**YOUR TASK**
From the listing below, pull out all lines with "when" in them.

**DATA FOR PROCESSING**
|---|

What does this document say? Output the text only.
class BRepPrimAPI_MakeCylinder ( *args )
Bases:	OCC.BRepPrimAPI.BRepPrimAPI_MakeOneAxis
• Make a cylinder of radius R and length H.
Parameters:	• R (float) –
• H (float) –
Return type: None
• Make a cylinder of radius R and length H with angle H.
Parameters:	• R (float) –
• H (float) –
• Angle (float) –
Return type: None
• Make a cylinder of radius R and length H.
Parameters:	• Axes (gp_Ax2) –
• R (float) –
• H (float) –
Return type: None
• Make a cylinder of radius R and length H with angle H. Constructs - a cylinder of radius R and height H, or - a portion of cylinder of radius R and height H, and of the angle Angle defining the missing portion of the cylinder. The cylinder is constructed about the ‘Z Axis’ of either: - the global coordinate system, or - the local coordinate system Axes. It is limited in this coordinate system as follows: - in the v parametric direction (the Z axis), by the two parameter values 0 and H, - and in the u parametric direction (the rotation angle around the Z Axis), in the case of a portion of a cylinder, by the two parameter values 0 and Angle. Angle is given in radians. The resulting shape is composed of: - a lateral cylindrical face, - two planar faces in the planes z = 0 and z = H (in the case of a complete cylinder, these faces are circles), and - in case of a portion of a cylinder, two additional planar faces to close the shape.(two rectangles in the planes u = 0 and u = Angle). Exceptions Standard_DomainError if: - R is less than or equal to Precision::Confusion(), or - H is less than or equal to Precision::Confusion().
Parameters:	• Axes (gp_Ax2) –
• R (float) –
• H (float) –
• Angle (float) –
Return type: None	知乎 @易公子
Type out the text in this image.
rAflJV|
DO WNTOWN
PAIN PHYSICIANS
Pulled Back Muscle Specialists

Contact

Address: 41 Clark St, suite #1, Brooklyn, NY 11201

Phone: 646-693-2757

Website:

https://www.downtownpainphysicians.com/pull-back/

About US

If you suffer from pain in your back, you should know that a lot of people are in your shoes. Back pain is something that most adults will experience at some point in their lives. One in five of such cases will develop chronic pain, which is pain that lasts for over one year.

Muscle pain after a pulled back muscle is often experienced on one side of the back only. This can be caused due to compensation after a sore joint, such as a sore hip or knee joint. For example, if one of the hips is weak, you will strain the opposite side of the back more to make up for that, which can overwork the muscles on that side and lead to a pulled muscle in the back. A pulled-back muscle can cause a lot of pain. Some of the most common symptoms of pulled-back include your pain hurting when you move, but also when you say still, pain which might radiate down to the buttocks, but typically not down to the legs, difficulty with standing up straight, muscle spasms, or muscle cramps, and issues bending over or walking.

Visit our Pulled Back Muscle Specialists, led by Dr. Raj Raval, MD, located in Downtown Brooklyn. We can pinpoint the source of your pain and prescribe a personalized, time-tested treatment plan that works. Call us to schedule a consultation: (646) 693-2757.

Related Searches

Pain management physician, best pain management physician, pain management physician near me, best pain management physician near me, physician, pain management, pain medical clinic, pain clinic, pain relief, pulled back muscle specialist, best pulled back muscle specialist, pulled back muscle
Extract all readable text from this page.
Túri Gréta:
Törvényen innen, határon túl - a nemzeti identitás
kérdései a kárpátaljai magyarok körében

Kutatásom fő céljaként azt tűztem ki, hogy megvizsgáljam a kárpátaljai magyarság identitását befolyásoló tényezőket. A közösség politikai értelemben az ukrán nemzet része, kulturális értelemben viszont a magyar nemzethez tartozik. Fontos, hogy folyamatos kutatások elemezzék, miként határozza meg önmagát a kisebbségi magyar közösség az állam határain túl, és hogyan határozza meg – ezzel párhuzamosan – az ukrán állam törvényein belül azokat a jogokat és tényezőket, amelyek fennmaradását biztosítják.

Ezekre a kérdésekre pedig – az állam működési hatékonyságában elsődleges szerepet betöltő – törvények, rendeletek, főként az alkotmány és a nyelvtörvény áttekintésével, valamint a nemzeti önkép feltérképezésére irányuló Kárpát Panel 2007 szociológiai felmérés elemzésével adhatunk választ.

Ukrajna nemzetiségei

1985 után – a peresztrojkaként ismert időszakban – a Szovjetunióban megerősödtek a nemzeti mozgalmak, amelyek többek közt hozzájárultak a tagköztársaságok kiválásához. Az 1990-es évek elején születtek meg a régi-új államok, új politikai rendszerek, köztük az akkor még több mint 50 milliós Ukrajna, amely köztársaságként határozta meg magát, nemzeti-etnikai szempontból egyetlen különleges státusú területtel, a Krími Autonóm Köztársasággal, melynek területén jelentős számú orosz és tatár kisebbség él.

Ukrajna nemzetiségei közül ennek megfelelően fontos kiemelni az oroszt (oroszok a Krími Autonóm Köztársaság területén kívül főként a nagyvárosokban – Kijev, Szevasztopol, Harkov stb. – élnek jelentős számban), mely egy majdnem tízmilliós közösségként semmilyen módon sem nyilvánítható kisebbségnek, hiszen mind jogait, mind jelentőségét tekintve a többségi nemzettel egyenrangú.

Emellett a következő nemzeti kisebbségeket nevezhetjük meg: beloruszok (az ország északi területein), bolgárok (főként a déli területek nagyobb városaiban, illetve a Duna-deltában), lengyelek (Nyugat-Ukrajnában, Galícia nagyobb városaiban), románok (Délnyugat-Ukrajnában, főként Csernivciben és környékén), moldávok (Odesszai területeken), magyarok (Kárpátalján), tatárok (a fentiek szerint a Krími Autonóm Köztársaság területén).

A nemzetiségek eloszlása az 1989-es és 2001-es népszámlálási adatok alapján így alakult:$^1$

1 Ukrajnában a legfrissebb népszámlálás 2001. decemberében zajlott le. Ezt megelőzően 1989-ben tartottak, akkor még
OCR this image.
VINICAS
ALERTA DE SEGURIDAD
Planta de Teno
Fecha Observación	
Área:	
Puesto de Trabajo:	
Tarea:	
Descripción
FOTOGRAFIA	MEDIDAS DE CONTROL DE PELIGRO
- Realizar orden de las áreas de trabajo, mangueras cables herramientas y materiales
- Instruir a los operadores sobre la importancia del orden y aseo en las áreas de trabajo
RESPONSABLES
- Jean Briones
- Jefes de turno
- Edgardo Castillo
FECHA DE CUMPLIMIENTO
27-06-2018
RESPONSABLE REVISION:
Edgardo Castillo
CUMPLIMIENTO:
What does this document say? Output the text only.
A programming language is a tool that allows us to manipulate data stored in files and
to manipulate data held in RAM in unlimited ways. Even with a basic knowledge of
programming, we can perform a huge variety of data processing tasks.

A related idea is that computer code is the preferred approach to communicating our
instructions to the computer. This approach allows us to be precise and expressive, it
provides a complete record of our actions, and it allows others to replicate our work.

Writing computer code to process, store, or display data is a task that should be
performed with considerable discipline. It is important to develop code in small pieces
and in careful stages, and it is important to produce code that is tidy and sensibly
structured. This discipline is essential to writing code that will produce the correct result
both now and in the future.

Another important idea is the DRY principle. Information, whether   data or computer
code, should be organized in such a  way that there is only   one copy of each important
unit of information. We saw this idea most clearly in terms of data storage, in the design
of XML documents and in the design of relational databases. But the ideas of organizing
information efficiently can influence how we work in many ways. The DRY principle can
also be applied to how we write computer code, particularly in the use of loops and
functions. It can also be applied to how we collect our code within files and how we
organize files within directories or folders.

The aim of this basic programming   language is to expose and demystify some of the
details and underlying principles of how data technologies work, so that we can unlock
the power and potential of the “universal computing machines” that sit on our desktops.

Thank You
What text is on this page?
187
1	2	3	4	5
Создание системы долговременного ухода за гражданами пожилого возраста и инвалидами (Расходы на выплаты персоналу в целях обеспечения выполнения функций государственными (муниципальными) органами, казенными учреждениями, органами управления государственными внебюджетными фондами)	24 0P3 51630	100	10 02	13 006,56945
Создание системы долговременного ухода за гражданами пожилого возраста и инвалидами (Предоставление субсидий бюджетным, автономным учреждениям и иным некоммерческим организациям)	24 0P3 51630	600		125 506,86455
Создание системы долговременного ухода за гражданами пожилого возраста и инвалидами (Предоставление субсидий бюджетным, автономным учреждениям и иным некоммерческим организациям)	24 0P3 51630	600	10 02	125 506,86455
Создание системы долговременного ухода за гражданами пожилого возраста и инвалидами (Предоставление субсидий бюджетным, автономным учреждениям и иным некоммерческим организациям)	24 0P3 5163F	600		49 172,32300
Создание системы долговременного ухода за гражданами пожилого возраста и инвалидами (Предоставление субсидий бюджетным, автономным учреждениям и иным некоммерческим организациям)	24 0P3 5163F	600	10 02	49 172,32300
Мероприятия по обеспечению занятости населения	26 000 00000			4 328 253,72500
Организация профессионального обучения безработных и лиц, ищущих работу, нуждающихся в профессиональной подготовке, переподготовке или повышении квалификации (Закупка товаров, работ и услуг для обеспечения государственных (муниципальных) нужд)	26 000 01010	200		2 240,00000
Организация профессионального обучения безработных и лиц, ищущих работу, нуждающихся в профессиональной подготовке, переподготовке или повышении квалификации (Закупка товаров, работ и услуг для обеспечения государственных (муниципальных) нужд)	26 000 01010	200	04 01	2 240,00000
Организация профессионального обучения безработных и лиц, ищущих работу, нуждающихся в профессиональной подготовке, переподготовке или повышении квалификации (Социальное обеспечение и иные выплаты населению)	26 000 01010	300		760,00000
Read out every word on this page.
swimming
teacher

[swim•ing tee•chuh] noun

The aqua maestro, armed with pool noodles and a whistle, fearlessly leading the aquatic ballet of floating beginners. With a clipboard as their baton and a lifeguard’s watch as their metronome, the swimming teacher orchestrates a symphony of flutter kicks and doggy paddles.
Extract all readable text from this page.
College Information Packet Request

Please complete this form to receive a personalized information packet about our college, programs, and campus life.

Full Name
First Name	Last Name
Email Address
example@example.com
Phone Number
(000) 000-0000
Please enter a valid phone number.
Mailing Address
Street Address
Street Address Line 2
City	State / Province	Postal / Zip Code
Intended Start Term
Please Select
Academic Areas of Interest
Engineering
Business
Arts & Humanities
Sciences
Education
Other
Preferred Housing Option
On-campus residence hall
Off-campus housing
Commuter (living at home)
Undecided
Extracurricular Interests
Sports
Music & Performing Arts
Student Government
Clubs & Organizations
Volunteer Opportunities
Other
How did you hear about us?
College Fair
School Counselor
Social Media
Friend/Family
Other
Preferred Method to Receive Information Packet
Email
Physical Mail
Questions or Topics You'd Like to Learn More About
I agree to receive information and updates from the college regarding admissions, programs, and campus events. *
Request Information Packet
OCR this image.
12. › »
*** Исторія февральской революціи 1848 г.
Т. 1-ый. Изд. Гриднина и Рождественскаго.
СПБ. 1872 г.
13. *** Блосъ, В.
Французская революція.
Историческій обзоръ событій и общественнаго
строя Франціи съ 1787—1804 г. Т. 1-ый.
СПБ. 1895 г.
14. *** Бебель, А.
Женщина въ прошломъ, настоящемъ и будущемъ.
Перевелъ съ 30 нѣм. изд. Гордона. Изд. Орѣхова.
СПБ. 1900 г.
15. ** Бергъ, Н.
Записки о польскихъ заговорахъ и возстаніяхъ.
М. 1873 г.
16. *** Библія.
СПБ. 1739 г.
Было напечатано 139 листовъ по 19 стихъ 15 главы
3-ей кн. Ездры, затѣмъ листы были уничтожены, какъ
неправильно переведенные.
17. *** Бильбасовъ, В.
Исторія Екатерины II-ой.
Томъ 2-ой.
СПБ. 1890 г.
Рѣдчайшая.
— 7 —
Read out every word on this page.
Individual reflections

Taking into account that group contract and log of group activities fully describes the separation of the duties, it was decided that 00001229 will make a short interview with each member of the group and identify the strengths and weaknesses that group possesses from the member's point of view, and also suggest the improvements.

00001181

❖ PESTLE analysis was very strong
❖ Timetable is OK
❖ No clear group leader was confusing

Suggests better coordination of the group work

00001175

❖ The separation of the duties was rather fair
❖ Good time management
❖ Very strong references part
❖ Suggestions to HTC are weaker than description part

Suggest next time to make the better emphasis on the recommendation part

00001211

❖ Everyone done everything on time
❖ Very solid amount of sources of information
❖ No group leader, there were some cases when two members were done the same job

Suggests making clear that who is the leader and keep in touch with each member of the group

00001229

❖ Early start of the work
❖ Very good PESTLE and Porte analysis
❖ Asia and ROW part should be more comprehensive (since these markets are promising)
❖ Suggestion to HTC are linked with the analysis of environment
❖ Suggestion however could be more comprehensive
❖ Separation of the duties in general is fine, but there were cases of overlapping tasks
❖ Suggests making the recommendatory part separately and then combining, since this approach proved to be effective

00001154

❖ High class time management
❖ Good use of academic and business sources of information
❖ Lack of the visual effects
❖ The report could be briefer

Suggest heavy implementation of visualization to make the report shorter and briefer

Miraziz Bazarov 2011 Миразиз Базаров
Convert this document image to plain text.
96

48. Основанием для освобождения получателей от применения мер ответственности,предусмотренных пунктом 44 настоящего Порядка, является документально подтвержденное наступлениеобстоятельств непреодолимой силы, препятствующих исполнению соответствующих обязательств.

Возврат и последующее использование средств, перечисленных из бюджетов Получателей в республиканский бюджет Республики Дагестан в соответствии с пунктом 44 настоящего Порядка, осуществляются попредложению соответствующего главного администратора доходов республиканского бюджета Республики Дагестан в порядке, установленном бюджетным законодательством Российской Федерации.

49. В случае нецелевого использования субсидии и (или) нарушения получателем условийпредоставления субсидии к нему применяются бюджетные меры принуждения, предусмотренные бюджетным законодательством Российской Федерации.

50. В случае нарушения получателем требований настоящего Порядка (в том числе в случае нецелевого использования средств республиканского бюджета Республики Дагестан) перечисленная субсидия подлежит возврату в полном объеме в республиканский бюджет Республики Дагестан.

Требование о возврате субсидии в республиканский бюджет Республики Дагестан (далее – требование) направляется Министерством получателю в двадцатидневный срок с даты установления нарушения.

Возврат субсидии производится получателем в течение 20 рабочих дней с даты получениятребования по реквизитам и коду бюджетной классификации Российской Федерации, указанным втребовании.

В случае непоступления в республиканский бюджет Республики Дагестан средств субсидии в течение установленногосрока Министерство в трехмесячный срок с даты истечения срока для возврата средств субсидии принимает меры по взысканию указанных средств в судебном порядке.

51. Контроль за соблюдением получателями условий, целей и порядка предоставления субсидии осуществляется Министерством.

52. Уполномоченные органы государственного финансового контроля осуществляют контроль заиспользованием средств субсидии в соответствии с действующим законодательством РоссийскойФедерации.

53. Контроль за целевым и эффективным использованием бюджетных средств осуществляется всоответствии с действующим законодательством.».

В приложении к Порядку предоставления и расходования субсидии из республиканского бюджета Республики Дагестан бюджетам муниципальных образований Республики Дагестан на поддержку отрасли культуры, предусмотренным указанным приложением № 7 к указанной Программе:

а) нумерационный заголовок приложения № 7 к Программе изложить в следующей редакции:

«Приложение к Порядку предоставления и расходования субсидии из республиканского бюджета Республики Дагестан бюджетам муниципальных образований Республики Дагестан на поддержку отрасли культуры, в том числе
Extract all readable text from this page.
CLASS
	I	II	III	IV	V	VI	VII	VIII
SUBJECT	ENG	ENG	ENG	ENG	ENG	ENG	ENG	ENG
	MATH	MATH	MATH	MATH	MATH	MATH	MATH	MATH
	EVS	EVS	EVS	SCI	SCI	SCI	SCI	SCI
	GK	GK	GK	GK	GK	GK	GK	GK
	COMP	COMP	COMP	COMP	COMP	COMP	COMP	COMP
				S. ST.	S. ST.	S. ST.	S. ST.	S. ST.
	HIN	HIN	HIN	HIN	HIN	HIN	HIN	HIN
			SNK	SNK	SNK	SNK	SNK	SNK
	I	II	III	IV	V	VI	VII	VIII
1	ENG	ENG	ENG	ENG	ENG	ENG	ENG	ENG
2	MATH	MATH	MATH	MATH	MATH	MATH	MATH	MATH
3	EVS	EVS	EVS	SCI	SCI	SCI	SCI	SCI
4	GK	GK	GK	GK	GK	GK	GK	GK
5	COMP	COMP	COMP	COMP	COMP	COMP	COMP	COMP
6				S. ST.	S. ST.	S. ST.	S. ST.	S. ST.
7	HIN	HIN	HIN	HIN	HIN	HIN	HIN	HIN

|---|

**COMPLETED EXERCISE**
Muscle pain after a pulled back muscle is often experienced on one side of the back only. This can be caused due to compensation after a sore joint, such as a sore hip or knee joint. For example, if one of the hips is weak, you will strain the opposite side of the back more to make up for that, which can overwork the muscles on that side and lead to a pulled muscle in the back. A pulled-back muscle can cause a lot of pain. Some of the most common symptoms of pulled-back include your pain hurting when you move, but also when you say still, pain which might radiate down to the buttocks, but typically not down to the legs, difficulty with standing up straight, muscle spasms, or muscle cramps, and issues bending over or walking.
❖ No group leader, there were some cases when two members were done the same job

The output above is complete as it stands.